THE INPUT:
══════

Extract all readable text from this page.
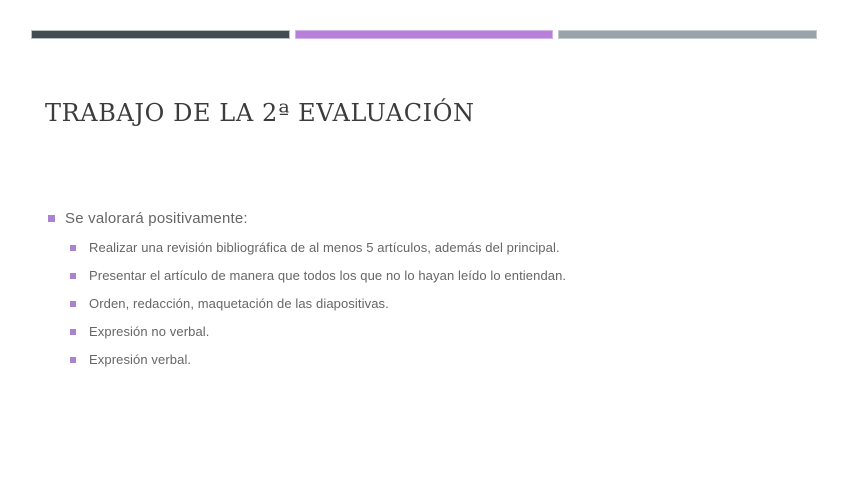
TRABAJO DE LA 2ª EVALUACIÓN
Se valorará positivamente:
Realizar una revisión bibliográfica de al menos 5 artículos, además del principal.
Presentar el artículo de manera que todos los que no lo hayan leído lo entiendan.
Orden, redacción, maquetación de las diapositivas.
Expresión no verbal.
Expresión verbal.
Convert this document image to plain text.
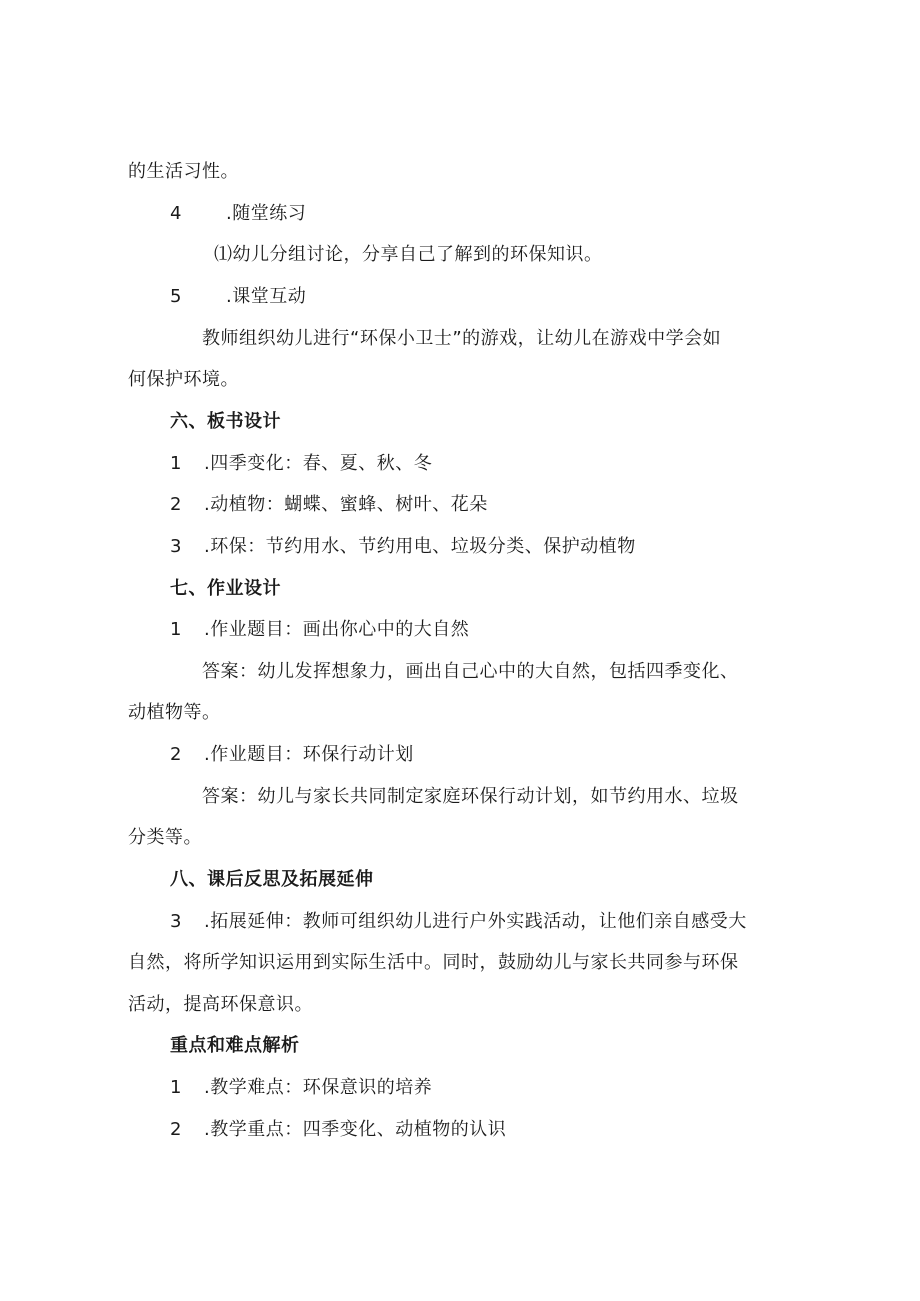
的生活习性。
4 .随堂练习
⑴幼儿分组讨论，分享自己了解到的环保知识。
5 .课堂互动
教师组织幼儿进行“环保小卫士”的游戏，让幼儿在游戏中学会如
何保护环境。
六、板书设计
1 .四季变化：春、夏、秋、冬
2 .动植物：蝴蝶、蜜蜂、树叶、花朵
3 .环保：节约用水、节约用电、垃圾分类、保护动植物
七、作业设计
1 .作业题目：画出你心中的大自然
答案：幼儿发挥想象力，画出自己心中的大自然，包括四季变化、
动植物等。
2 .作业题目：环保行动计划
答案：幼儿与家长共同制定家庭环保行动计划，如节约用水、垃圾
分类等。
八、课后反思及拓展延伸
3 .拓展延伸：教师可组织幼儿进行户外实践活动，让他们亲自感受大
自然，将所学知识运用到实际生活中。同时，鼓励幼儿与家长共同参与环保
活动，提高环保意识。
重点和难点解析
1 .教学难点：环保意识的培养
2 .教学重点：四季变化、动植物的认识
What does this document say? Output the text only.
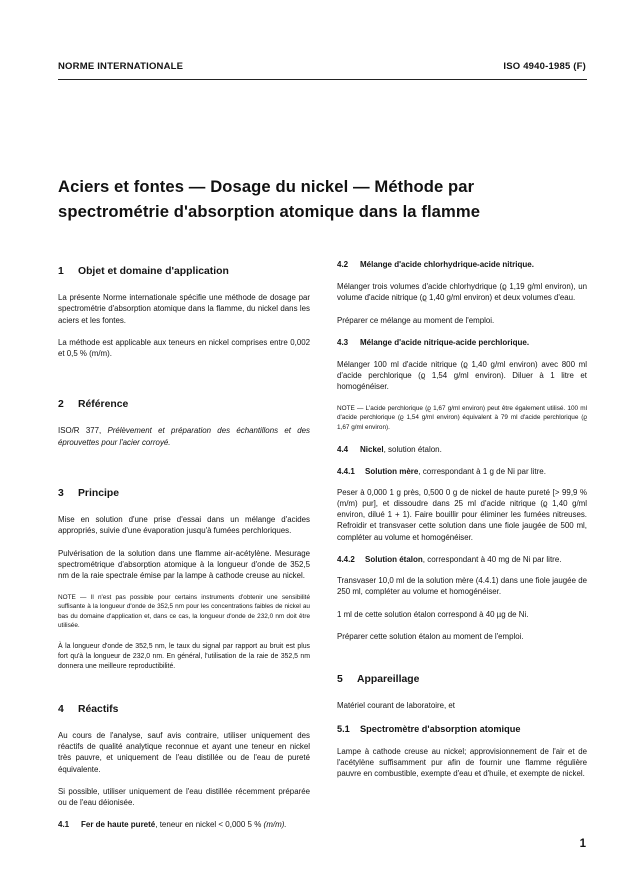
NORME INTERNATIONALE	ISO 4940-1985 (F)
Aciers et fontes — Dosage du nickel — Méthode par
spectrométrie d'absorption atomique dans la flamme
1 Objet et domaine d'application

La présente Norme internationale spécifie une méthode de dosage par spectrométrie d'absorption atomique dans la flamme, du nickel dans les aciers et les fontes.

La méthode est applicable aux teneurs en nickel comprises entre 0,002 et 0,5 % (m/m).

2 Référence

ISO/R 377, Prélèvement et préparation des échantillons et des éprouvettes pour l'acier corroyé.

3 Principe

Mise en solution d'une prise d'essai dans un mélange d'acides appropriés, suivie d'une évaporation jusqu'à fumées perchloriques.

Pulvérisation de la solution dans une flamme air-acétylène. Mesurage spectrométrique d'absorption atomique à la longueur d'onde de 352,5 nm de la raie spectrale émise par la lampe à cathode creuse au nickel.

NOTE — Il n'est pas possible pour certains instruments d'obtenir une sensibilité suffisante à la longueur d'onde de 352,5 nm pour les concentrations faibles de nickel au bas du domaine d'application et, dans ce cas, la longueur d'onde de 232,0 nm doit être utilisée.

À la longueur d'onde de 352,5 nm, le taux du signal par rapport au bruit est plus fort qu'à la longueur de 232,0 nm. En général, l'utilisation de la raie de 352,5 nm donnera une meilleure reproductibilité.

4 Réactifs

Au cours de l'analyse, sauf avis contraire, utiliser uniquement des réactifs de qualité analytique reconnue et ayant une teneur en nickel très pauvre, et uniquement de l'eau distillée ou de l'eau de pureté équivalente.

Si possible, utiliser uniquement de l'eau distillée récemment préparée ou de l'eau déionisée.

4.1 Fer de haute pureté, teneur en nickel < 0,000 5 % (m/m).
4.2 Mélange d'acide chlorhydrique-acide nitrique.

Mélanger trois volumes d'acide chlorhydrique (ϱ 1,19 g/ml environ), un volume d'acide nitrique (ϱ 1,40 g/ml environ) et deux volumes d'eau.

Préparer ce mélange au moment de l'emploi.

4.3 Mélange d'acide nitrique-acide perchlorique.

Mélanger 100 ml d'acide nitrique (ϱ 1,40 g/ml environ) avec 800 ml d'acide perchlorique (ϱ 1,54 g/ml environ). Diluer à 1 litre et homogénéiser.

NOTE — L'acide perchlorique (ϱ 1,67 g/ml environ) peut être également utilisé. 100 ml d'acide perchlorique (ϱ 1,54 g/ml environ) équivalent à 79 ml d'acide perchlorique (ϱ 1,67 g/ml environ).

4.4 Nickel, solution étalon.
4.4.1 Solution mère, correspondant à 1 g de Ni par litre.

Peser à 0,000 1 g près, 0,500 0 g de nickel de haute pureté [> 99,9 % (m/m) pur], et dissoudre dans 25 ml d'acide nitrique (ϱ 1,40 g/ml environ, dilué 1 + 1). Faire bouillir pour éliminer les fumées nitreuses. Refroidir et transvaser cette solution dans une fiole jaugée de 500 ml, compléter au volume et homogénéiser.

4.4.2 Solution étalon, correspondant à 40 mg de Ni par litre.

Transvaser 10,0 ml de la solution mère (4.4.1) dans une fiole jaugée de 250 ml, compléter au volume et homogénéiser.

1 ml de cette solution étalon correspond à 40 µg de Ni.

Préparer cette solution étalon au moment de l'emploi.

5 Appareillage

Matériel courant de laboratoire, et

5.1 Spectromètre d'absorption atomique

Lampe à cathode creuse au nickel; approvisionnement de l'air et de l'acétylène suffisamment pur afin de fournir une flamme régulière pauvre en combustible, exempte d'eau et d'huile, et exempte de nickel.

1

══════

EXERCISE: Search the data above for the string "jaugée" and return every line that has it.

REPLY:
Peser à 0,000 1 g près, 0,500 0 g de nickel de haute pureté [> 99,9 % (m/m) pur], et dissoudre dans 25 ml d'acide nitrique (ϱ 1,40 g/ml environ, dilué 1 + 1). Faire bouillir pour éliminer les fumées nitreuses. Refroidir et transvaser cette solution dans une fiole jaugée de 500 ml, compléter au volume et homogénéiser.
Transvaser 10,0 ml de la solution mère (4.4.1) dans une fiole jaugée de 250 ml, compléter au volume et homogénéiser.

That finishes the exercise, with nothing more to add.